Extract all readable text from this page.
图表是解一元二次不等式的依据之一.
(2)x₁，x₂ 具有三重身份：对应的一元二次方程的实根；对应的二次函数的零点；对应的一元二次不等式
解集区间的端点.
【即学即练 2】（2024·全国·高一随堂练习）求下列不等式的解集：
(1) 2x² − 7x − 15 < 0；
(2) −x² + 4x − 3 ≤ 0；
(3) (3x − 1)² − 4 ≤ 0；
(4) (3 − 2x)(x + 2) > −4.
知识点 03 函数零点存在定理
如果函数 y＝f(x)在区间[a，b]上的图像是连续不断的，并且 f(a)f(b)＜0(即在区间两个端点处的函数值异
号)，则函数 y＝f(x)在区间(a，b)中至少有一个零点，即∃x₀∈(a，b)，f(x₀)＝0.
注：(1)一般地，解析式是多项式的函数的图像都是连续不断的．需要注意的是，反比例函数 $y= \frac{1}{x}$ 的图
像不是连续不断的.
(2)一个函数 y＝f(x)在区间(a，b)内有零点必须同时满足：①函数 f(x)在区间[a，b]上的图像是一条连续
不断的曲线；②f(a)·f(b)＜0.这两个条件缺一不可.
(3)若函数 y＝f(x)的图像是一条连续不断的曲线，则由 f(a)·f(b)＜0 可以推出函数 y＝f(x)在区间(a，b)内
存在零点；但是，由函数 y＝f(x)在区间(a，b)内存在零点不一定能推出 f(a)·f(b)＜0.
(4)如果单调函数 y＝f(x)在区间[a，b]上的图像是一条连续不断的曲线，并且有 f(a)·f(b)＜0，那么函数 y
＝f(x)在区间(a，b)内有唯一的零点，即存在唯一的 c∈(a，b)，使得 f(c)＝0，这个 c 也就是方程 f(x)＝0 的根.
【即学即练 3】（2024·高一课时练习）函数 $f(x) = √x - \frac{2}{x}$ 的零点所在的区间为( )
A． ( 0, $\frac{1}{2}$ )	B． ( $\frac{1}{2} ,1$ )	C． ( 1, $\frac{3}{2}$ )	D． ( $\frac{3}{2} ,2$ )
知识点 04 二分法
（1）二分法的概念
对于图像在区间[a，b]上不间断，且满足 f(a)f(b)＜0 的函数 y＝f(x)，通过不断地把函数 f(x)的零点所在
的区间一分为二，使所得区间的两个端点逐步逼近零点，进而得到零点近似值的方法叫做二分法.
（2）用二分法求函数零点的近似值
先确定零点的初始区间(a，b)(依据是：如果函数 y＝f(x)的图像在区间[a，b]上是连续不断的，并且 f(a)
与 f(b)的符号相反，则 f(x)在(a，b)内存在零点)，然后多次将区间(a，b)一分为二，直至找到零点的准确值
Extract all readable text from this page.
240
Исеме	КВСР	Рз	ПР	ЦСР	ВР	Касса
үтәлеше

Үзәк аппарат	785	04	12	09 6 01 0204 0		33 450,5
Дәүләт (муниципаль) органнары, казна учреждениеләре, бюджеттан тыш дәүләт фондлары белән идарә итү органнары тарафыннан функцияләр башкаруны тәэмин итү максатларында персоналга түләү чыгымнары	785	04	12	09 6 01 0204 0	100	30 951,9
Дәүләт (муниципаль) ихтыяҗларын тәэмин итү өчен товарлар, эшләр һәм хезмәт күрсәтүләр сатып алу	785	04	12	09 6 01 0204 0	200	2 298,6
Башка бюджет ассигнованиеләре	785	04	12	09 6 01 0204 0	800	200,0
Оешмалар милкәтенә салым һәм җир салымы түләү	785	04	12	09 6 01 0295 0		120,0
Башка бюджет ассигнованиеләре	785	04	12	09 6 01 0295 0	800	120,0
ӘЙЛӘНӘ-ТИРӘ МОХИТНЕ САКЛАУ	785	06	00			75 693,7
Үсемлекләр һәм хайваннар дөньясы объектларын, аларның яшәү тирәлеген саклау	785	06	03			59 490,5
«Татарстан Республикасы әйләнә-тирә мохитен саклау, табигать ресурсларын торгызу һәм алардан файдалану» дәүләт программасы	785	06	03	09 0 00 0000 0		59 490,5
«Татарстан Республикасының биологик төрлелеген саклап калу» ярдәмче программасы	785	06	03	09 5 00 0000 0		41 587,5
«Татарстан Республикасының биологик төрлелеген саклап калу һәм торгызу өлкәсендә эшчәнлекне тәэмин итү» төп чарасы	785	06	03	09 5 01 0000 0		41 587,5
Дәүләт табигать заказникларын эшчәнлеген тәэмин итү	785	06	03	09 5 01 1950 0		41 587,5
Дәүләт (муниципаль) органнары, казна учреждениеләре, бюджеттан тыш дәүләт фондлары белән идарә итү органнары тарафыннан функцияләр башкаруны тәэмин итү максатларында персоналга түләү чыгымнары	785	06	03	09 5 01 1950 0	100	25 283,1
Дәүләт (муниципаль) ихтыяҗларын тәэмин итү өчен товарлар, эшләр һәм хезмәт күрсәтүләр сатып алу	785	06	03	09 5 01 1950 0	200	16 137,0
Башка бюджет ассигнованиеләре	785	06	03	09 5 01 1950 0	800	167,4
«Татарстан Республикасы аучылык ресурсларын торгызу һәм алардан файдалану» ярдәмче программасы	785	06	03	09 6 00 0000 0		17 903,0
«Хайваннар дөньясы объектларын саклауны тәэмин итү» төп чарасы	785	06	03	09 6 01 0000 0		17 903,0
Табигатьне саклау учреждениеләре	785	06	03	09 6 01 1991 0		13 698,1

#### [Written task]
Print the records above in full, exactly.

#### [Response to this exercise]
Extract all readable text from this page.
图表是解一元二次不等式的依据之一.
(2)x₁，x₂ 具有三重身份：对应的一元二次方程的实根；对应的二次函数的零点；对应的一元二次不等式
解集区间的端点.
【即学即练 2】（2024·全国·高一随堂练习）求下列不等式的解集：
(1) 2x² − 7x − 15 < 0；
(2) −x² + 4x − 3 ≤ 0；
(3) (3x − 1)² − 4 ≤ 0；
(4) (3 − 2x)(x + 2) > −4.
知识点 03 函数零点存在定理
如果函数 y＝f(x)在区间[a，b]上的图像是连续不断的，并且 f(a)f(b)＜0(即在区间两个端点处的函数值异
号)，则函数 y＝f(x)在区间(a，b)中至少有一个零点，即∃x₀∈(a，b)，f(x₀)＝0.
注：(1)一般地，解析式是多项式的函数的图像都是连续不断的．需要注意的是，反比例函数 $y= \frac{1}{x}$ 的图
像不是连续不断的.
(2)一个函数 y＝f(x)在区间(a，b)内有零点必须同时满足：①函数 f(x)在区间[a，b]上的图像是一条连续
不断的曲线；②f(a)·f(b)＜0.这两个条件缺一不可.
(3)若函数 y＝f(x)的图像是一条连续不断的曲线，则由 f(a)·f(b)＜0 可以推出函数 y＝f(x)在区间(a，b)内
存在零点；但是，由函数 y＝f(x)在区间(a，b)内存在零点不一定能推出 f(a)·f(b)＜0.
(4)如果单调函数 y＝f(x)在区间[a，b]上的图像是一条连续不断的曲线，并且有 f(a)·f(b)＜0，那么函数 y
＝f(x)在区间(a，b)内有唯一的零点，即存在唯一的 c∈(a，b)，使得 f(c)＝0，这个 c 也就是方程 f(x)＝0 的根.
【即学即练 3】（2024·高一课时练习）函数 $f(x) = √x - \frac{2}{x}$ 的零点所在的区间为( )
A． ( 0, $\frac{1}{2}$ )	B． ( $\frac{1}{2} ,1$ )	C． ( 1, $\frac{3}{2}$ )	D． ( $\frac{3}{2} ,2$ )
知识点 04 二分法
（1）二分法的概念
对于图像在区间[a，b]上不间断，且满足 f(a)f(b)＜0 的函数 y＝f(x)，通过不断地把函数 f(x)的零点所在
的区间一分为二，使所得区间的两个端点逐步逼近零点，进而得到零点近似值的方法叫做二分法.
（2）用二分法求函数零点的近似值
先确定零点的初始区间(a，b)(依据是：如果函数 y＝f(x)的图像在区间[a，b]上是连续不断的，并且 f(a)
与 f(b)的符号相反，则 f(x)在(a，b)内存在零点)，然后多次将区间(a，b)一分为二，直至找到零点的准确值
Extract all readable text from this page.
240
Исеме	КВСР	Рз	ПР	ЦСР	ВР	Касса
үтәлеше

Үзәк аппарат	785	04	12	09 6 01 0204 0		33 450,5
Дәүләт (муниципаль) органнары, казна учреждениеләре, бюджеттан тыш дәүләт фондлары белән идарә итү органнары тарафыннан функцияләр башкаруны тәэмин итү максатларында персоналга түләү чыгымнары	785	04	12	09 6 01 0204 0	100	30 951,9
Дәүләт (муниципаль) ихтыяҗларын тәэмин итү өчен товарлар, эшләр һәм хезмәт күрсәтүләр сатып алу	785	04	12	09 6 01 0204 0	200	2 298,6
Башка бюджет ассигнованиеләре	785	04	12	09 6 01 0204 0	800	200,0
Оешмалар милкәтенә салым һәм җир салымы түләү	785	04	12	09 6 01 0295 0		120,0
Башка бюджет ассигнованиеләре	785	04	12	09 6 01 0295 0	800	120,0
ӘЙЛӘНӘ-ТИРӘ МОХИТНЕ САКЛАУ	785	06	00			75 693,7
Үсемлекләр һәм хайваннар дөньясы объектларын, аларның яшәү тирәлеген саклау	785	06	03			59 490,5
«Татарстан Республикасы әйләнә-тирә мохитен саклау, табигать ресурсларын торгызу һәм алардан файдалану» дәүләт программасы	785	06	03	09 0 00 0000 0		59 490,5
«Татарстан Республикасының биологик төрлелеген саклап калу» ярдәмче программасы	785	06	03	09 5 00 0000 0		41 587,5
«Татарстан Республикасының биологик төрлелеген саклап калу һәм торгызу өлкәсендә эшчәнлекне тәэмин итү» төп чарасы	785	06	03	09 5 01 0000 0		41 587,5
Дәүләт табигать заказникларын эшчәнлеген тәэмин итү	785	06	03	09 5 01 1950 0		41 587,5
Дәүләт (муниципаль) органнары, казна учреждениеләре, бюджеттан тыш дәүләт фондлары белән идарә итү органнары тарафыннан функцияләр башкаруны тәэмин итү максатларында персоналга түләү чыгымнары	785	06	03	09 5 01 1950 0	100	25 283,1
Дәүләт (муниципаль) ихтыяҗларын тәэмин итү өчен товарлар, эшләр һәм хезмәт күрсәтүләр сатып алу	785	06	03	09 5 01 1950 0	200	16 137,0
Башка бюджет ассигнованиеләре	785	06	03	09 5 01 1950 0	800	167,4
«Татарстан Республикасы аучылык ресурсларын торгызу һәм алардан файдалану» ярдәмче программасы	785	06	03	09 6 00 0000 0		17 903,0
«Хайваннар дөньясы объектларын саклауны тәэмин итү» төп чарасы	785	06	03	09 6 01 0000 0		17 903,0
Табигатьне саклау учреждениеләре	785	06	03	09 6 01 1991 0		13 698,1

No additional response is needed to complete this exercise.